Can you return every line of the listing below unchanged, character for character?

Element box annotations
▽

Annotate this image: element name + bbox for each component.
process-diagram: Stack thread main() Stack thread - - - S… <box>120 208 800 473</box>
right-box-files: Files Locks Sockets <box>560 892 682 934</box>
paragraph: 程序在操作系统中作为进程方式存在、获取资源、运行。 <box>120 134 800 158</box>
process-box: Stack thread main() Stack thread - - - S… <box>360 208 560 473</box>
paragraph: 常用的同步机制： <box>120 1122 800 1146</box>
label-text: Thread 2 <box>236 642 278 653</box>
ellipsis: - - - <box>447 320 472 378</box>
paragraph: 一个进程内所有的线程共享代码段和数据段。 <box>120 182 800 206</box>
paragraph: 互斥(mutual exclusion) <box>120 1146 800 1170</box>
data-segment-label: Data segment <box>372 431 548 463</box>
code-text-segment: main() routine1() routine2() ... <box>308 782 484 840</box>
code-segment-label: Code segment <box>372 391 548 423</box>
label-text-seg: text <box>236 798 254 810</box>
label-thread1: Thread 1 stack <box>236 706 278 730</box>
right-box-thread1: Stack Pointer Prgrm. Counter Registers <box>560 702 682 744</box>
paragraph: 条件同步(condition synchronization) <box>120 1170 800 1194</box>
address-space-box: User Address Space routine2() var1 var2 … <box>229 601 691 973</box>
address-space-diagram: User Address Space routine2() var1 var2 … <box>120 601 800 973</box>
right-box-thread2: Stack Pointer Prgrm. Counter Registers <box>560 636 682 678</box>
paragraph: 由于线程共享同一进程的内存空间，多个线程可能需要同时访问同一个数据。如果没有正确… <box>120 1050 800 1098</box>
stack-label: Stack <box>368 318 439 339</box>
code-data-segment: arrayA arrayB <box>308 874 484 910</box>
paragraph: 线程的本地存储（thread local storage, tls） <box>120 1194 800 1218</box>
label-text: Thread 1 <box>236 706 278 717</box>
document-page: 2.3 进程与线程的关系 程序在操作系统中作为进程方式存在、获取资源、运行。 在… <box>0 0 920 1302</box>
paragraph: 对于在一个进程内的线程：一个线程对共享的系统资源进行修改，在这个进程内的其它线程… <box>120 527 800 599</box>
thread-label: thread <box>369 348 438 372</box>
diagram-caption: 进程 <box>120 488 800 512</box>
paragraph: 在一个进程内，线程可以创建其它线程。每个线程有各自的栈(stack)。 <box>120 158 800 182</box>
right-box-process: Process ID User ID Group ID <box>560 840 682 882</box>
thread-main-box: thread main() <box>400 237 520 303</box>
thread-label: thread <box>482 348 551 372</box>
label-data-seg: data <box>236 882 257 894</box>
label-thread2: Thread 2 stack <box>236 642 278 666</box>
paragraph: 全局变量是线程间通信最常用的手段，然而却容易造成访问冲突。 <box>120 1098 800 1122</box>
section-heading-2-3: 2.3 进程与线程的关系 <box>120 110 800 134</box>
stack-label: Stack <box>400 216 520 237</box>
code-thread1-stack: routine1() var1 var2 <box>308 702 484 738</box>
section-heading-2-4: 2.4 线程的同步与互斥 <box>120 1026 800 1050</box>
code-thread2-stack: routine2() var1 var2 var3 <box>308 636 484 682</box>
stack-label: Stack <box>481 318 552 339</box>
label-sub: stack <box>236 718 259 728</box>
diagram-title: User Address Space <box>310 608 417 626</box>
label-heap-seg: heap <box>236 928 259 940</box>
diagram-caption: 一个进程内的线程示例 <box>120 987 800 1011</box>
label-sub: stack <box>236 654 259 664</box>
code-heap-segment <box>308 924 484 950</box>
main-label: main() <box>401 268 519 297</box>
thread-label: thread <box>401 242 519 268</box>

△

Answer:
Annotate this image: element name + bbox for each component.
process-diagram: Stack thread main() Stack thread - - - S… <box>120 208 800 473</box>
right-box-files: Files Locks Sockets <box>560 892 682 934</box>
paragraph: 程序在操作系统中作为进程方式存在、获取资源、运行。 <box>120 134 800 158</box>
process-box: Stack thread main() Stack thread - - - S… <box>360 208 560 473</box>
paragraph: 常用的同步机制： <box>120 1122 800 1146</box>
label-text: Thread 2 <box>236 642 278 653</box>
ellipsis: - - - <box>447 320 472 378</box>
paragraph: 一个进程内所有的线程共享代码段和数据段。 <box>120 182 800 206</box>
paragraph: 互斥(mutual exclusion) <box>120 1146 800 1170</box>
data-segment-label: Data segment <box>372 431 548 463</box>
code-text-segment: main() routine1() routine2() ... <box>308 782 484 840</box>
code-segment-label: Code segment <box>372 391 548 423</box>
label-text-seg: text <box>236 798 254 810</box>
label-thread1: Thread 1 stack <box>236 706 278 730</box>
right-box-thread1: Stack Pointer Prgrm. Counter Registers <box>560 702 682 744</box>
paragraph: 条件同步(condition synchronization) <box>120 1170 800 1194</box>
address-space-box: User Address Space routine2() var1 var2 … <box>229 601 691 973</box>
address-space-diagram: User Address Space routine2() var1 var2 … <box>120 601 800 973</box>
right-box-thread2: Stack Pointer Prgrm. Counter Registers <box>560 636 682 678</box>
paragraph: 由于线程共享同一进程的内存空间，多个线程可能需要同时访问同一个数据。如果没有正确… <box>120 1050 800 1098</box>
stack-label: Stack <box>368 318 439 339</box>
code-data-segment: arrayA arrayB <box>308 874 484 910</box>
paragraph: 线程的本地存储（thread local storage, tls） <box>120 1194 800 1218</box>
label-text: Thread 1 <box>236 706 278 717</box>
document-page: 2.3 进程与线程的关系 程序在操作系统中作为进程方式存在、获取资源、运行。 在… <box>0 0 920 1302</box>
paragraph: 对于在一个进程内的线程：一个线程对共享的系统资源进行修改，在这个进程内的其它线程… <box>120 527 800 599</box>
thread-label: thread <box>369 348 438 372</box>
diagram-caption: 进程 <box>120 488 800 512</box>
paragraph: 在一个进程内，线程可以创建其它线程。每个线程有各自的栈(stack)。 <box>120 158 800 182</box>
right-box-process: Process ID User ID Group ID <box>560 840 682 882</box>
thread-main-box: thread main() <box>400 237 520 303</box>
thread-label: thread <box>482 348 551 372</box>
label-data-seg: data <box>236 882 257 894</box>
label-thread2: Thread 2 stack <box>236 642 278 666</box>
paragraph: 全局变量是线程间通信最常用的手段，然而却容易造成访问冲突。 <box>120 1098 800 1122</box>
section-heading-2-3: 2.3 进程与线程的关系 <box>120 110 800 134</box>
stack-label: Stack <box>400 216 520 237</box>
code-thread1-stack: routine1() var1 var2 <box>308 702 484 738</box>
section-heading-2-4: 2.4 线程的同步与互斥 <box>120 1026 800 1050</box>
code-thread2-stack: routine2() var1 var2 var3 <box>308 636 484 682</box>
stack-label: Stack <box>481 318 552 339</box>
label-sub: stack <box>236 718 259 728</box>
diagram-title: User Address Space <box>310 608 417 626</box>
label-heap-seg: heap <box>236 928 259 940</box>
diagram-caption: 一个进程内的线程示例 <box>120 987 800 1011</box>
label-sub: stack <box>236 654 259 664</box>
code-heap-segment <box>308 924 484 950</box>
main-label: main() <box>401 268 519 297</box>
thread-label: thread <box>401 242 519 268</box>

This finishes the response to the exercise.